── EXTRACTED RECORDS ──

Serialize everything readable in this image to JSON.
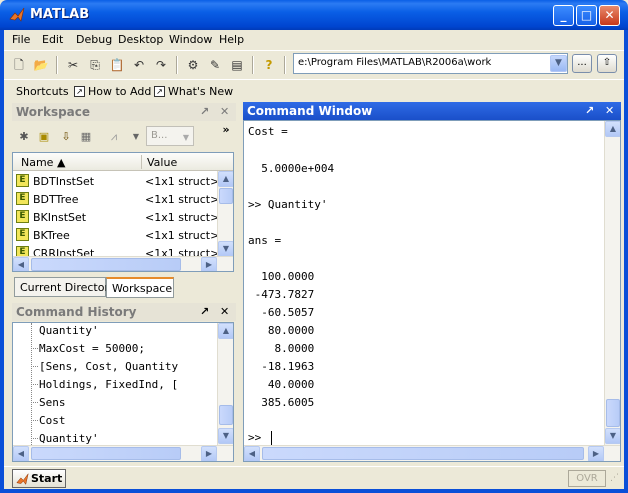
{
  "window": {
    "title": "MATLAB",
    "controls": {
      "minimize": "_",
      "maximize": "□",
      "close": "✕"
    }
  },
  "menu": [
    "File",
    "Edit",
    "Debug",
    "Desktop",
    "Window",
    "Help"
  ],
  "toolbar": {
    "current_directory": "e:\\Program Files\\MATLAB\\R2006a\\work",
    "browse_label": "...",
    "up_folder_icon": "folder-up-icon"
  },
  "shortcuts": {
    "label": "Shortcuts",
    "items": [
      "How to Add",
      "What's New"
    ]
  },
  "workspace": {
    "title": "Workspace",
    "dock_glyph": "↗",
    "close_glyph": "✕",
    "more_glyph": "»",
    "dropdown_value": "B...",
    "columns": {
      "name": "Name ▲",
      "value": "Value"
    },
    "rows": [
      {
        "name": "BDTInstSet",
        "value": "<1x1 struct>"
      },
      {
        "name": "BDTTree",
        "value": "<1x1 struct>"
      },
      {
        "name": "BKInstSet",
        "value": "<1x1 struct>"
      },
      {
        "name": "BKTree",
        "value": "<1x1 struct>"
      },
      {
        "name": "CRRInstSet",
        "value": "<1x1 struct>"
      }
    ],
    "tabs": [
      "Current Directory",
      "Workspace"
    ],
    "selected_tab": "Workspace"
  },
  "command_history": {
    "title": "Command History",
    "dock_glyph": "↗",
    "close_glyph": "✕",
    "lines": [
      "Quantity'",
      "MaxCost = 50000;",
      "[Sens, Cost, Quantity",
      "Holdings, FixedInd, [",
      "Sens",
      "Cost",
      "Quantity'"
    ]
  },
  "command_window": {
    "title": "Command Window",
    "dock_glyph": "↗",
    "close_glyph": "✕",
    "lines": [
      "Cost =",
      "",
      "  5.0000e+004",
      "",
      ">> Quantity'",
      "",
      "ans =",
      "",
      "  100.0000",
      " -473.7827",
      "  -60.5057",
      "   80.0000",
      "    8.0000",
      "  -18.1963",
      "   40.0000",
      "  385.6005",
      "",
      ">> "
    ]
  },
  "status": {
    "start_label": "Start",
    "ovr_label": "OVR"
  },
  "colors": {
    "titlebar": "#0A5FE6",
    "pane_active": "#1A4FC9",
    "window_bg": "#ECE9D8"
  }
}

───
── EXTRACTED RECORDS ──

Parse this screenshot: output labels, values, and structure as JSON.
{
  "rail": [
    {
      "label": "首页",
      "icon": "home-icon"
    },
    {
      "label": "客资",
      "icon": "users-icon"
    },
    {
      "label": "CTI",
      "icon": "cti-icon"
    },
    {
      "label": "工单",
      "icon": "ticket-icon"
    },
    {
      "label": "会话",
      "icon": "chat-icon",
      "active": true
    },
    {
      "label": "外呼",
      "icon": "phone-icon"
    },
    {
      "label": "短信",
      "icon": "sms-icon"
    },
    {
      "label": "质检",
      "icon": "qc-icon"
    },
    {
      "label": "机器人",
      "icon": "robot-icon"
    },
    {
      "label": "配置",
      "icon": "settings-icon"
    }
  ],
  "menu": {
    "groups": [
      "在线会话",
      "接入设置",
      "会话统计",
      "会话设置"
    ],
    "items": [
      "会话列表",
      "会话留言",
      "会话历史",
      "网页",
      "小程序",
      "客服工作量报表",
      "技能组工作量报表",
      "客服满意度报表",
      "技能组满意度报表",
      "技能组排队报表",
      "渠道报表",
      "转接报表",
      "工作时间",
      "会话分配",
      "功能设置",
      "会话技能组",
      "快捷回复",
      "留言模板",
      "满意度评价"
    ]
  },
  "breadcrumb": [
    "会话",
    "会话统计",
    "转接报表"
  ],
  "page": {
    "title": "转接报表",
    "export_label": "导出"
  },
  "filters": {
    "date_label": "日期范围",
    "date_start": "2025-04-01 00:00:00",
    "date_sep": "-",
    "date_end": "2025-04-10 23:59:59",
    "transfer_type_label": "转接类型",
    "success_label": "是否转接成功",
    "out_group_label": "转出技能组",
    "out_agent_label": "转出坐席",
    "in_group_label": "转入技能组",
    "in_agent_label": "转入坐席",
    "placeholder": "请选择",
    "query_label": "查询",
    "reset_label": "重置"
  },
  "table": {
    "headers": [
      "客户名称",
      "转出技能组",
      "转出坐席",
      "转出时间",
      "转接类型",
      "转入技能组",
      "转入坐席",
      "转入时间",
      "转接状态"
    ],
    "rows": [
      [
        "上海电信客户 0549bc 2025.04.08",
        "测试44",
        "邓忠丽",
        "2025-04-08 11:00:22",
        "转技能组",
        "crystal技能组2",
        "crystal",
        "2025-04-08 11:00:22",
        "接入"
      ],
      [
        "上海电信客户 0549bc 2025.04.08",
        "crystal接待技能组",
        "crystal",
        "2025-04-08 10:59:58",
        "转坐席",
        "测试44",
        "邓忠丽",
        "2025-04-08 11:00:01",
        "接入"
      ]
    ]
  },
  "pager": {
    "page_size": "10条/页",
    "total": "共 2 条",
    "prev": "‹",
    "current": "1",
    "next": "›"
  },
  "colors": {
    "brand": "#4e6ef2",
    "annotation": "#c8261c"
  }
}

───

Extract all lines that hold the word "name".

      "name": "Name ▲",
        "name": "BDTInstSet",
        "name": "BDTTree",
        "name": "BKInstSet",
        "name": "BKTree",
        "name": "CRRInstSet",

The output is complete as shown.